Exercise task 1 → According to the article about the Integrated Rural Technology Centre, in which year was the institution established?
Exercise task 2 → Continue the profile of the Integrated Rural Technology Centre from its last sentence.

Article →
Integrated Rural Technology Centre is an independent Research and Development organization founded by Kerala Sathra Sahithya Parishad and a grant-in-aid institute of Kerala State Council for Science Technology and Education, Government of Kerala. The institution was established in 1987 and is located at Palakkad district in Kerala.

IRTC has been at the forefront of rural innovation in the country, with several products and ideas contributing to enhance the lives of rural poor. The aim of this organization is to spread Science and Technology among masses and to create a technology- human interface. The institution is constantly working to meet the challenges in front and find amicable and sustainable solutions to improve the standard of life.

IRTC has played a significant role in handholding the local self-government institutions across the state through their project implementation and consultancy support for preparing Detailed Project Reports for various developmental programmes. IRTC has extensively involved in research, innovation and extension activities to empower the marginalized communities across the state. It has contributed much in the areas of women and child development with the collaboration of national and international agencies such as WHO, UNICEF, UNDP, NABARD, DST, DBT, KILA, etc.

IRTC is a Centre of Excellence in Waste Management and an accredited agency of Government of Kerala for preparing watershed DPR.

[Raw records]
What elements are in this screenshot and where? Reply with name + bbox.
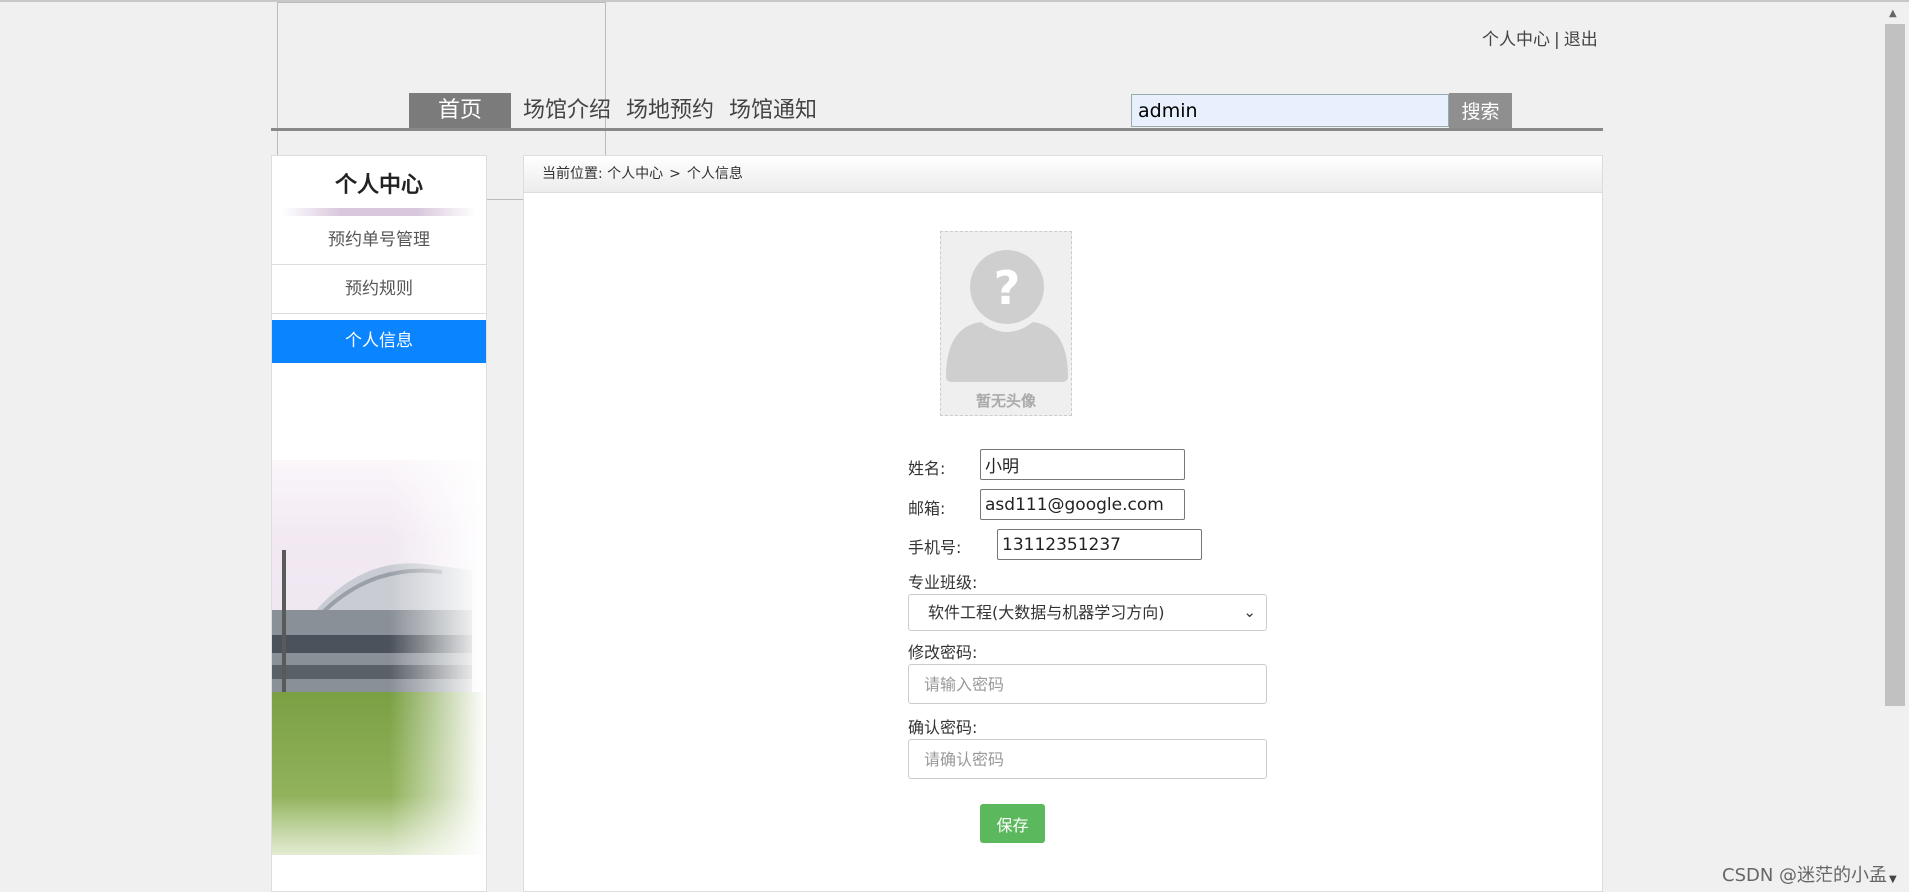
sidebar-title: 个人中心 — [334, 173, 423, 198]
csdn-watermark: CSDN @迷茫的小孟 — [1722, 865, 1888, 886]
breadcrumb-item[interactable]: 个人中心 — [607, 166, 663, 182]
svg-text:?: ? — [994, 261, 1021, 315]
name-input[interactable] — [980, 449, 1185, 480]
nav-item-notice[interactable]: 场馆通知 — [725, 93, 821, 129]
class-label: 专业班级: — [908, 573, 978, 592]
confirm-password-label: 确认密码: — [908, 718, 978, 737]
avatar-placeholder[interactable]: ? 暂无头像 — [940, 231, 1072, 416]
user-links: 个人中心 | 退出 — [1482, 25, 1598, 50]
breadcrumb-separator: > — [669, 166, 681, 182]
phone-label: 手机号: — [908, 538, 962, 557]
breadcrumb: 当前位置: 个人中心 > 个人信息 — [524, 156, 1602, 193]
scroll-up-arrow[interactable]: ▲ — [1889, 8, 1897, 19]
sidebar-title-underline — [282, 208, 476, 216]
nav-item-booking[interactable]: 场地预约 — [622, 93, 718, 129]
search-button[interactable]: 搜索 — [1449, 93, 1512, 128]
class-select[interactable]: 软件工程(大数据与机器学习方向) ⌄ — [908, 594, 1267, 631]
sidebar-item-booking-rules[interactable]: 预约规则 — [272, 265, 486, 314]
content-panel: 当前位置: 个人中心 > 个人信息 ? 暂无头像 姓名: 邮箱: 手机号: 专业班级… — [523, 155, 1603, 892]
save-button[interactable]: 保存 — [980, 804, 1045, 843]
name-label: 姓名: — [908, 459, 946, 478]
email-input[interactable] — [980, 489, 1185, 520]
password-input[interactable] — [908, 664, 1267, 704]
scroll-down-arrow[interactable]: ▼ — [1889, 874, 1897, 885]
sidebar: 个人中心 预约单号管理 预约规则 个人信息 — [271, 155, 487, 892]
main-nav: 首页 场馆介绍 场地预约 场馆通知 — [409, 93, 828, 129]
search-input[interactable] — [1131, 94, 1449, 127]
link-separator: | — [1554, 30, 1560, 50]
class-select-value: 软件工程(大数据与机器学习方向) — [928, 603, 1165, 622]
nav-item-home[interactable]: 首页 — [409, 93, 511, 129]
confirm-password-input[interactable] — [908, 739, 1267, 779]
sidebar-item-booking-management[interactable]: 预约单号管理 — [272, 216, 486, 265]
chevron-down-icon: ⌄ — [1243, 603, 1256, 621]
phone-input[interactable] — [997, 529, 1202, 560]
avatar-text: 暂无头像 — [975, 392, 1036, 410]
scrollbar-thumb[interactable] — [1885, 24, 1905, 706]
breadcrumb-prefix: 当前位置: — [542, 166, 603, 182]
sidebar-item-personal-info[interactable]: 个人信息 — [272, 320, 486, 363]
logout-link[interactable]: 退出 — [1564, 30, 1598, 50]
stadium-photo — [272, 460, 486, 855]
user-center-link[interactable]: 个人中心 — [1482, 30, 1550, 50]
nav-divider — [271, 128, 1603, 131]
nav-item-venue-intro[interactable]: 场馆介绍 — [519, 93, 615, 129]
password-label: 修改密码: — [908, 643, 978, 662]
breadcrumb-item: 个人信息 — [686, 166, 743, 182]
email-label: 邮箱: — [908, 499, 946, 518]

Right answer 1 → 1987

Right answer 2 →
Major Divisions 

 Solid waste management
 Natural Resource Management with a focus on watershed development
 Energy management
 Social Science
 Livelihood

Area of work 
Smokeless chulha, hotbox, small hydel projects in Meenvallom and Palakuzhi, grassroots planning initiatives, resource mapping, farmer-producer collectives, Solid Waste Management, Biogas plants, experiments with inoculum, Resource Mapping, Application of GIS and remote sensing tools in resource mapping, watershed based development and natural disaster management, Watershed Based Development, Rural Engineering, Chemical Analysis, Gender Studies, Rabbit rearing, Aquaculture, Ornamental Fisheries, Mushroom Culture, Post-Harvest Technologies, Fruit Processing, Biomass Gasification, Planning & Development Consultancy, Education Research and Intervention, Electronic Ballast, Compact Fluorescent Lamps, Portable Domestic Biogas Plants, Small Hydro Power Projects, Solar Driers, Mechanised Potter's Wheel, Pug Mill, etc. have made an impact on rural lives.

Sister Concerns 

 Project Implementation Unit (PIU)
 Parishad Production Centre (PPC)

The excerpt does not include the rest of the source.